Problem :: Retype each record shown below, leaving every character as it is.

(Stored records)
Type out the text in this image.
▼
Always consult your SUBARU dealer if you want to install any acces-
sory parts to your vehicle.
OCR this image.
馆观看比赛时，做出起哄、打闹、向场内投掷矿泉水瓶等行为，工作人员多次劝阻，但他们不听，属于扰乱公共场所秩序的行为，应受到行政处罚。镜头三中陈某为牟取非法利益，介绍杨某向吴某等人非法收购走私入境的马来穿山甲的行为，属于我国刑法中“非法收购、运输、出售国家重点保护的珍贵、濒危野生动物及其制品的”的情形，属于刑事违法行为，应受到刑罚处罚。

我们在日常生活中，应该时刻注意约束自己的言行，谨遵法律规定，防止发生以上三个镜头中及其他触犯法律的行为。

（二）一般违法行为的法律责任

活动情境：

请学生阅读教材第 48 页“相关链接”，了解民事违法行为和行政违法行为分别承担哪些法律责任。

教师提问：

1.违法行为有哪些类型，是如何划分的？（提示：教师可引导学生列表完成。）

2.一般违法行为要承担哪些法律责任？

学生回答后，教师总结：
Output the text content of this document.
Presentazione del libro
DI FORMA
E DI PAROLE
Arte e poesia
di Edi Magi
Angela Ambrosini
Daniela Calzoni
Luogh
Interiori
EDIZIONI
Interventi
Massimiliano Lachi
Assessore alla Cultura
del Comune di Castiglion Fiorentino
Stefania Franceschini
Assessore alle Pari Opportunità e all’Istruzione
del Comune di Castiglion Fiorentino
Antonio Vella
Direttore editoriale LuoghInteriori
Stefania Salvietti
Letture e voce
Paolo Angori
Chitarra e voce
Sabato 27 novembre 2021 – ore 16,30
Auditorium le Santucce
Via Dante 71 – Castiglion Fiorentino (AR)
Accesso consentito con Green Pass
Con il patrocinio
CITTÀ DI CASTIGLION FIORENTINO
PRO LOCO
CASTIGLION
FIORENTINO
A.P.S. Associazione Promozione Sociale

Exercise output ::
Type out the text in this image.
▼
Always consult your SUBARU dealer if you want to install any acces-
sory parts to your vehicle.
OCR this image.
馆观看比赛时，做出起哄、打闹、向场内投掷矿泉水瓶等行为，工作人员多次劝阻，但他们不听，属于扰乱公共场所秩序的行为，应受到行政处罚。镜头三中陈某为牟取非法利益，介绍杨某向吴某等人非法收购走私入境的马来穿山甲的行为，属于我国刑法中“非法收购、运输、出售国家重点保护的珍贵、濒危野生动物及其制品的”的情形，属于刑事违法行为，应受到刑罚处罚。

我们在日常生活中，应该时刻注意约束自己的言行，谨遵法律规定，防止发生以上三个镜头中及其他触犯法律的行为。

（二）一般违法行为的法律责任

活动情境：

请学生阅读教材第 48 页“相关链接”，了解民事违法行为和行政违法行为分别承担哪些法律责任。

教师提问：

1.违法行为有哪些类型，是如何划分的？（提示：教师可引导学生列表完成。）

2.一般违法行为要承担哪些法律责任？

学生回答后，教师总结：
Output the text content of this document.
Presentazione del libro
DI FORMA
E DI PAROLE
Arte e poesia
di Edi Magi
Angela Ambrosini
Daniela Calzoni
Luogh
Interiori
EDIZIONI
Interventi
Massimiliano Lachi
Assessore alla Cultura
del Comune di Castiglion Fiorentino
Stefania Franceschini
Assessore alle Pari Opportunità e all’Istruzione
del Comune di Castiglion Fiorentino
Antonio Vella
Direttore editoriale LuoghInteriori
Stefania Salvietti
Letture e voce
Paolo Angori
Chitarra e voce
Sabato 27 novembre 2021 – ore 16,30
Auditorium le Santucce
Via Dante 71 – Castiglion Fiorentino (AR)
Accesso consentito con Green Pass
Con il patrocinio
CITTÀ DI CASTIGLION FIORENTINO
PRO LOCO
CASTIGLION
FIORENTINO
A.P.S. Associazione Promozione Sociale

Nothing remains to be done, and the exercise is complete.